Lines containing "view" are to be counted. Report the count alone.

### [RECORDS FOR PROCESSING]
# # #
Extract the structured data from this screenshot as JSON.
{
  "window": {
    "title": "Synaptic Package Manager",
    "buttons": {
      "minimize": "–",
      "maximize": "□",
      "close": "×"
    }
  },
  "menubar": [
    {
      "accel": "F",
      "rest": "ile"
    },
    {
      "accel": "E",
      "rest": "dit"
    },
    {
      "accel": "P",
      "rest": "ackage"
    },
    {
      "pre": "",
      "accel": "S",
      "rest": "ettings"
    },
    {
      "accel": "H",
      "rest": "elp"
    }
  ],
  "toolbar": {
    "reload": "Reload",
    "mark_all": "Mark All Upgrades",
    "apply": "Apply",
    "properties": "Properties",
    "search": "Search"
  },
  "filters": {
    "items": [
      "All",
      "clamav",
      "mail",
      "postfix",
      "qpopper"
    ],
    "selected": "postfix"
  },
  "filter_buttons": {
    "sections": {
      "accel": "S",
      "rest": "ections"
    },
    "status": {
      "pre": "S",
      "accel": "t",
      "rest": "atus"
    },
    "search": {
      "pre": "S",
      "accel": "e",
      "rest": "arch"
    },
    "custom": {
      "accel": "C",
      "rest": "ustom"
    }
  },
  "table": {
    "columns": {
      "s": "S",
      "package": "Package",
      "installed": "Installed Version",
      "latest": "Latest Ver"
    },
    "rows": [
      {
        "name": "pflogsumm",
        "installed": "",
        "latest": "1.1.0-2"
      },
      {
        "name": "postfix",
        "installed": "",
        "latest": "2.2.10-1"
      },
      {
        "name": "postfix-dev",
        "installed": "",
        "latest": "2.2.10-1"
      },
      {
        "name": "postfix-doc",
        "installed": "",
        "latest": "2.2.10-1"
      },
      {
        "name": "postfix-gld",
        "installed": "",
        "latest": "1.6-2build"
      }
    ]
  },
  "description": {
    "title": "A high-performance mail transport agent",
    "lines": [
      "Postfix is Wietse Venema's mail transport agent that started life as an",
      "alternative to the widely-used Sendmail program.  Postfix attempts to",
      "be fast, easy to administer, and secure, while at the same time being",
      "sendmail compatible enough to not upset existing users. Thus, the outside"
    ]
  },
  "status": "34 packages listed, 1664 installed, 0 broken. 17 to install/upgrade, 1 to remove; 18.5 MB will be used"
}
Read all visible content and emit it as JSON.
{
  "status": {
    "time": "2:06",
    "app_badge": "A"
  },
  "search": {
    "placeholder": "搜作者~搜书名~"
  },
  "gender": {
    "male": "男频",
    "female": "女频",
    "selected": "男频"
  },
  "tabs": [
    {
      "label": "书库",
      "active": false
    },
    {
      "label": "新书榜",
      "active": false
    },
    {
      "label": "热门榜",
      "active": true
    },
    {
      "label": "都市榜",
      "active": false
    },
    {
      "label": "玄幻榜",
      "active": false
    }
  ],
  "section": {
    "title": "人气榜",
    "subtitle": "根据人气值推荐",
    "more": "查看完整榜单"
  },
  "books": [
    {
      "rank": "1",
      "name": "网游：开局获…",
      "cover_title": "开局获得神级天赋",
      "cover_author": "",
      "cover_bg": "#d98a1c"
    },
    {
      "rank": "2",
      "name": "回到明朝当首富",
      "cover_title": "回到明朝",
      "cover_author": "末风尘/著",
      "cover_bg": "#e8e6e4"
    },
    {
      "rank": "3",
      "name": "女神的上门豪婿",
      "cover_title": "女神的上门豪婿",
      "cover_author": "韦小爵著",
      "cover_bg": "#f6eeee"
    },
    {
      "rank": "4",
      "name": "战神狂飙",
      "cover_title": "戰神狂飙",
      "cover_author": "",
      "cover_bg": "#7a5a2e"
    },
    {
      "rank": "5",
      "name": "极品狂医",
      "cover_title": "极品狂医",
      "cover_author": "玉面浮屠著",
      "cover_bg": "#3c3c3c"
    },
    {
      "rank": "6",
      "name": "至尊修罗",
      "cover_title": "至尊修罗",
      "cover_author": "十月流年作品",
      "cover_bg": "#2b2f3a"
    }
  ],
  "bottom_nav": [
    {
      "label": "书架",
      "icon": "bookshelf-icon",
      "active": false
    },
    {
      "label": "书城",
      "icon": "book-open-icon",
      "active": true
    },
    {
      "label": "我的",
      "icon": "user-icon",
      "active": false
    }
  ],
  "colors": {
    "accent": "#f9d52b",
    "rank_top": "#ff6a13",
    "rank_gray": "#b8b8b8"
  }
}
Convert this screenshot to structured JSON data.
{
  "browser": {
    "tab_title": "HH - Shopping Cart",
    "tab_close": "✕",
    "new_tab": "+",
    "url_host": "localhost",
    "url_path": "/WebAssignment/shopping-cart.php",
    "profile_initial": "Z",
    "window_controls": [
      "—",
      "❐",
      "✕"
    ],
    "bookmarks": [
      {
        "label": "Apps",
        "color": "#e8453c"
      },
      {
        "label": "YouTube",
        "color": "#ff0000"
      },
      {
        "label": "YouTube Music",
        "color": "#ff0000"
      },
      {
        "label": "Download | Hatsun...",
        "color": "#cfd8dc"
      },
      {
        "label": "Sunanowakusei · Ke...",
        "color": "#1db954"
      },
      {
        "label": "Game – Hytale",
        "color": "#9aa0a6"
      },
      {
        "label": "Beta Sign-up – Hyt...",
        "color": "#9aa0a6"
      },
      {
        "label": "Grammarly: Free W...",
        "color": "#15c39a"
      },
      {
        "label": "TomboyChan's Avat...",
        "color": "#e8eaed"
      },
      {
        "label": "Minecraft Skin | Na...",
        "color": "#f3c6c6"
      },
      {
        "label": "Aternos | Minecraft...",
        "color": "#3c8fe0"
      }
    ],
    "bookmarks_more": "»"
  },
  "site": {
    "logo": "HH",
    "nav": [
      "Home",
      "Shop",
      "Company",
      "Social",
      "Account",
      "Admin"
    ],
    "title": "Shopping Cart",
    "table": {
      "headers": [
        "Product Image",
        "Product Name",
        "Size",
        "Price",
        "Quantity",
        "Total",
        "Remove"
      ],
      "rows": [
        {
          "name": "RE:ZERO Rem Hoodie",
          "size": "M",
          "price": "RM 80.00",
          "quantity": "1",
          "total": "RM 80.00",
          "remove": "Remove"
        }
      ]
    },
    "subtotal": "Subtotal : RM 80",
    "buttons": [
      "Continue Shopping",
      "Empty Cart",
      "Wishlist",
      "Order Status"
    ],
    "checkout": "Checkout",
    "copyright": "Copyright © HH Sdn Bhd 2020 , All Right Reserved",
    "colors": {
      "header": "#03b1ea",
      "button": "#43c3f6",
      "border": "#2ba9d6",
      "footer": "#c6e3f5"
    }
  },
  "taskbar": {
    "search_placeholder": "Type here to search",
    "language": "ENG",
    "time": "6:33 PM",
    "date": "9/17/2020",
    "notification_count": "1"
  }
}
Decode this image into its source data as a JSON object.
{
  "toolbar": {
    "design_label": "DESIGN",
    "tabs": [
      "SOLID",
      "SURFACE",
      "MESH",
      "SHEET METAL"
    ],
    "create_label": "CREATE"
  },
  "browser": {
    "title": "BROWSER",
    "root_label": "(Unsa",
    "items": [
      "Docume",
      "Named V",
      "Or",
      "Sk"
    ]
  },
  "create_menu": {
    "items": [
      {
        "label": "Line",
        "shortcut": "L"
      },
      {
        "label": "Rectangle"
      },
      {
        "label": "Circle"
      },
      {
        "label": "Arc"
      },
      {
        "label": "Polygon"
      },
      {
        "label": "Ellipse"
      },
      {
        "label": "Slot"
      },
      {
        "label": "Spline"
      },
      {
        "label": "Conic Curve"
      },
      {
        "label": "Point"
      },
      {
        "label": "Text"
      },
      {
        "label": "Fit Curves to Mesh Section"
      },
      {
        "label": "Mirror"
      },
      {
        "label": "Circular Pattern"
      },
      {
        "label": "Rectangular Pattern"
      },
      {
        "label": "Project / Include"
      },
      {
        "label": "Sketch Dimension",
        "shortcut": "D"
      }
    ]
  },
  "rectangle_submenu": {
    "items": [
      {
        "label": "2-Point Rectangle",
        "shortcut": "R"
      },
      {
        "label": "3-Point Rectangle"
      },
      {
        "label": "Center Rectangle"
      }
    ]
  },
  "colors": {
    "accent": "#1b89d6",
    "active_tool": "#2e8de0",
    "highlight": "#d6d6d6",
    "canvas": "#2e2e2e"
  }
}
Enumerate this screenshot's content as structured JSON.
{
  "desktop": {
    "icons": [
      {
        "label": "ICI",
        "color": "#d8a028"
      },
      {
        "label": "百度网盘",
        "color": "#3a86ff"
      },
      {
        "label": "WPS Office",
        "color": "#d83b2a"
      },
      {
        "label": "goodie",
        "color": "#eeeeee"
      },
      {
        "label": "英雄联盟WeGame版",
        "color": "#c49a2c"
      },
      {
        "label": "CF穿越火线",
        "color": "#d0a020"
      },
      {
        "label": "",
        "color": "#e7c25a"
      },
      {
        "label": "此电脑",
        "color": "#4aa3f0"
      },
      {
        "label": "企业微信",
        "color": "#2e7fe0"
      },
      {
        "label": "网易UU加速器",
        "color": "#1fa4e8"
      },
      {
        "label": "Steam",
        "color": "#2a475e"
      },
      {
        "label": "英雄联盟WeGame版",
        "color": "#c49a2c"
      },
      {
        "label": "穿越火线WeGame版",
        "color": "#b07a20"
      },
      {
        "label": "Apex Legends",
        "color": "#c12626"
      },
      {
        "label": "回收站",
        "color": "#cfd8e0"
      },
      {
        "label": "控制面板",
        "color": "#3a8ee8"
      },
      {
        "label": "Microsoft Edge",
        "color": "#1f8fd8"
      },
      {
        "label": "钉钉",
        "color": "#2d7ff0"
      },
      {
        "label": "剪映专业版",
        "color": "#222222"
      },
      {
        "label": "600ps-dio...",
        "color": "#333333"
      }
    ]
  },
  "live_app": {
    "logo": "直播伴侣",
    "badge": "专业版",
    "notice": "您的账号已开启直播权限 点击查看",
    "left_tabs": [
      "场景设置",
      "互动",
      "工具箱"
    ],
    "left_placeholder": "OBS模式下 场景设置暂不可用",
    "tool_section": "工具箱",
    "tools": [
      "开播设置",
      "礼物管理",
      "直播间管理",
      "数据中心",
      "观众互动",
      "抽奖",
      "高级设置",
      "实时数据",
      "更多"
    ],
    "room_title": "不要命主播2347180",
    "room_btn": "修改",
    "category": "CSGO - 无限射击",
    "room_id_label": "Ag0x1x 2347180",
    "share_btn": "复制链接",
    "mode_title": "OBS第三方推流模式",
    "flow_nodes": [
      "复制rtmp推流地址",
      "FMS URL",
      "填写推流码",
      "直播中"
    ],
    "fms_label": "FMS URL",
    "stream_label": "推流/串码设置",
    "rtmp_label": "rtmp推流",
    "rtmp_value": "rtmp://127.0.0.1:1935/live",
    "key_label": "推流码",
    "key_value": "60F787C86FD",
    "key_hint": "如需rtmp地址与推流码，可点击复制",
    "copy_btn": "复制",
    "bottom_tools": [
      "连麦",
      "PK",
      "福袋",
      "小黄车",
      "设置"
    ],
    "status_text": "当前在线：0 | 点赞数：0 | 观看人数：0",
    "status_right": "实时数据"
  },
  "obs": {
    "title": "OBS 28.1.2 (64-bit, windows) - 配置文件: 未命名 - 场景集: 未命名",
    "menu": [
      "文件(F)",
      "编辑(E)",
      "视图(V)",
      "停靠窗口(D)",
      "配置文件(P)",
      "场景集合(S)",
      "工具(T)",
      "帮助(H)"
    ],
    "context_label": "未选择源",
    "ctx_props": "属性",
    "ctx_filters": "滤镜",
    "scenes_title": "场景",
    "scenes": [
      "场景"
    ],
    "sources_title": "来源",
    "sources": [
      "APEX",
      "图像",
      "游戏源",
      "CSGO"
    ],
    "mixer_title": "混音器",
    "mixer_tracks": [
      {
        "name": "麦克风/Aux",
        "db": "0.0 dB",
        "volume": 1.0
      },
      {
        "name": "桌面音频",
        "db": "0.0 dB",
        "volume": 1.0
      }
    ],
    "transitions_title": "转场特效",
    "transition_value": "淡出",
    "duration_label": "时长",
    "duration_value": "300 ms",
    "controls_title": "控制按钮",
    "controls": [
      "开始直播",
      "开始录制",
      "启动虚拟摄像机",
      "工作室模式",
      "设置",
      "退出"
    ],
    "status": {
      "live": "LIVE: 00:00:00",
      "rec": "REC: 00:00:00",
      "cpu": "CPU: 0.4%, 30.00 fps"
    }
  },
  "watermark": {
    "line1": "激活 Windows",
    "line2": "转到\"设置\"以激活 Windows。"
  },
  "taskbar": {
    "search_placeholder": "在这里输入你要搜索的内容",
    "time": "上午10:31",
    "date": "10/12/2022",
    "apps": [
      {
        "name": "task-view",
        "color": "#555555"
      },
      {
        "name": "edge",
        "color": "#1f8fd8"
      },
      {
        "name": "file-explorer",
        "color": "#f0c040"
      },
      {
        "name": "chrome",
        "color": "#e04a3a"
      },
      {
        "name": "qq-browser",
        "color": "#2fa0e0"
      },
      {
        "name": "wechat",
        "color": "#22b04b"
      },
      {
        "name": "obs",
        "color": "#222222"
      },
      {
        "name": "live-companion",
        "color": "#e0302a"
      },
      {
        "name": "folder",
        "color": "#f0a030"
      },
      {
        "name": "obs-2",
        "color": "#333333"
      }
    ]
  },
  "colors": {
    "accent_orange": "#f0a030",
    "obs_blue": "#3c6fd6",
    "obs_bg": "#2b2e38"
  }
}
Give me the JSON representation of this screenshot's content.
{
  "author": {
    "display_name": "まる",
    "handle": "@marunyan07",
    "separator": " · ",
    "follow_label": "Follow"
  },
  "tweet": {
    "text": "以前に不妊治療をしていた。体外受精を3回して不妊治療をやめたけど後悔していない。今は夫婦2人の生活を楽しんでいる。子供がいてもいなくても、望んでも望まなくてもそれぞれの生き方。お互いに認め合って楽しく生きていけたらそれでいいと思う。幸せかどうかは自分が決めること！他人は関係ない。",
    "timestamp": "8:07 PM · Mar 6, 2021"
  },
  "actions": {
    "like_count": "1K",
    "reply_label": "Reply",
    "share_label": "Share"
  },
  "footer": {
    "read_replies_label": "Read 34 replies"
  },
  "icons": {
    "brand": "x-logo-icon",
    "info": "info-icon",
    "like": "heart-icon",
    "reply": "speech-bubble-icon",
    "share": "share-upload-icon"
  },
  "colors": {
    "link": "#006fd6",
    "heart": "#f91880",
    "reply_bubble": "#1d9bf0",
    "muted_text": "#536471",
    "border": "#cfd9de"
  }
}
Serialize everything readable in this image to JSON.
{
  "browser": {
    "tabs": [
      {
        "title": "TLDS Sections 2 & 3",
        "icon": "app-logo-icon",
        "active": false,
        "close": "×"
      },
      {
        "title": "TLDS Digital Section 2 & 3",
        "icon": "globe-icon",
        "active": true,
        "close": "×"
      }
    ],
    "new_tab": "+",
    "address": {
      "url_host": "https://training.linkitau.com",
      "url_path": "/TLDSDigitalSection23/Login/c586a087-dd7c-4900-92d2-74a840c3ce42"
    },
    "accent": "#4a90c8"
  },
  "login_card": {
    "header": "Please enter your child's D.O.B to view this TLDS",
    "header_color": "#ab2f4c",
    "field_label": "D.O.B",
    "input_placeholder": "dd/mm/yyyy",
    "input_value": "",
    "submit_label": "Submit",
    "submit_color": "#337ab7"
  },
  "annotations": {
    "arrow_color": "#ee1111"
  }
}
# # #
### [OUTPUT BELOW]
2